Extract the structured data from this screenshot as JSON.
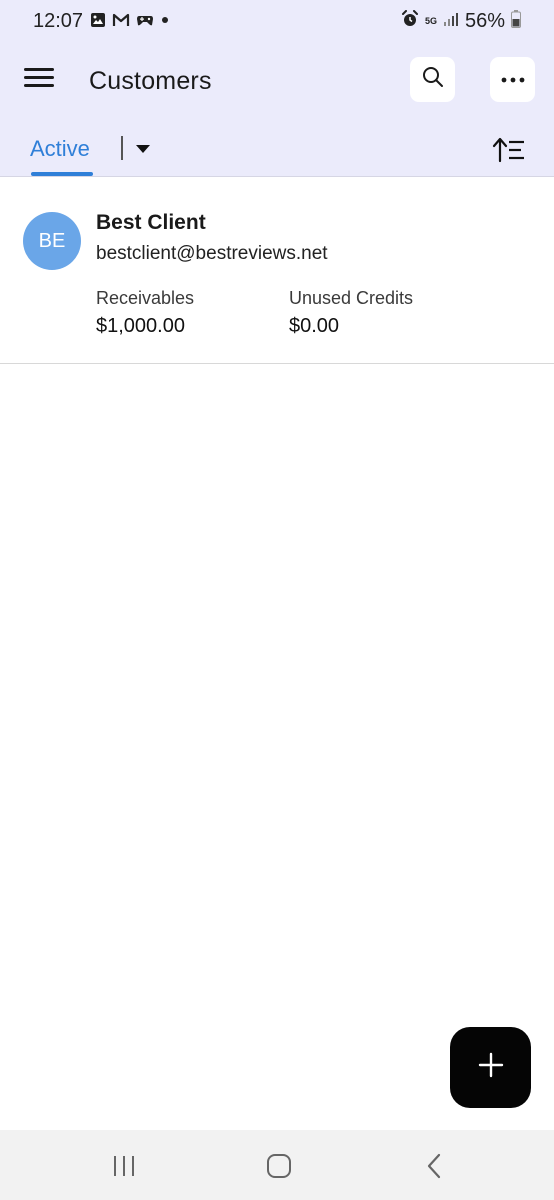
{
  "status_bar": {
    "time": "12:07",
    "network": "5G",
    "battery": "56%",
    "notification_icons": [
      "gallery-icon",
      "gmail-icon",
      "game-controller-icon",
      "dot-icon"
    ],
    "right_icons": [
      "alarm-icon",
      "signal-icon",
      "battery-icon"
    ]
  },
  "app_bar": {
    "title": "Customers",
    "menu_icon": "hamburger-menu-icon",
    "search_icon": "search-icon",
    "more_icon": "more-horizontal-icon"
  },
  "filter": {
    "active_tab": "Active",
    "dropdown_icon": "caret-down-icon",
    "sort_icon": "sort-icon"
  },
  "customers": [
    {
      "initials": "BE",
      "name": "Best Client",
      "email": "bestclient@bestreviews.net",
      "receivables_label": "Receivables",
      "receivables_value": "$1,000.00",
      "credits_label": "Unused Credits",
      "credits_value": "$0.00"
    }
  ],
  "fab": {
    "icon": "plus-icon"
  },
  "nav_bar": {
    "icons": [
      "recents-icon",
      "home-icon",
      "back-icon"
    ]
  },
  "colors": {
    "header_bg": "#ebebfb",
    "accent": "#2f7fd8",
    "avatar_bg": "#6aa6e8",
    "fab_bg": "#050505"
  }
}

++++++++

Brief: In your copy of the records, include no pictures; repeat everything else exactly.

The completed task:
Extract the structured data from this screenshot as JSON.
{
  "status_bar": {
    "time": "12:07",
    "network": "5G",
    "battery": "56%",
    "notification_icons": [
      "gallery-icon",
      "gmail-icon",
      "game-controller-icon",
      "dot-icon"
    ],
    "right_icons": [
      "alarm-icon",
      "signal-icon",
      "battery-icon"
    ]
  },
  "app_bar": {
    "title": "Customers",
    "menu_icon": "hamburger-menu-icon",
    "search_icon": "search-icon",
    "more_icon": "more-horizontal-icon"
  },
  "filter": {
    "active_tab": "Active",
    "dropdown_icon": "caret-down-icon",
    "sort_icon": "sort-icon"
  },
  "customers": [
    {
      "initials": "BE",
      "name": "Best Client",
      "email": "bestclient@bestreviews.net",
      "receivables_label": "Receivables",
      "receivables_value": "$1,000.00",
      "credits_label": "Unused Credits",
      "credits_value": "$0.00"
    }
  ],
  "fab": {
    "icon": "plus-icon"
  },
  "nav_bar": {
    "icons": [
      "recents-icon",
      "home-icon",
      "back-icon"
    ]
  },
  "colors": {
    "header_bg": "#ebebfb",
    "accent": "#2f7fd8",
    "avatar_bg": "#6aa6e8",
    "fab_bg": "#050505"
  }
}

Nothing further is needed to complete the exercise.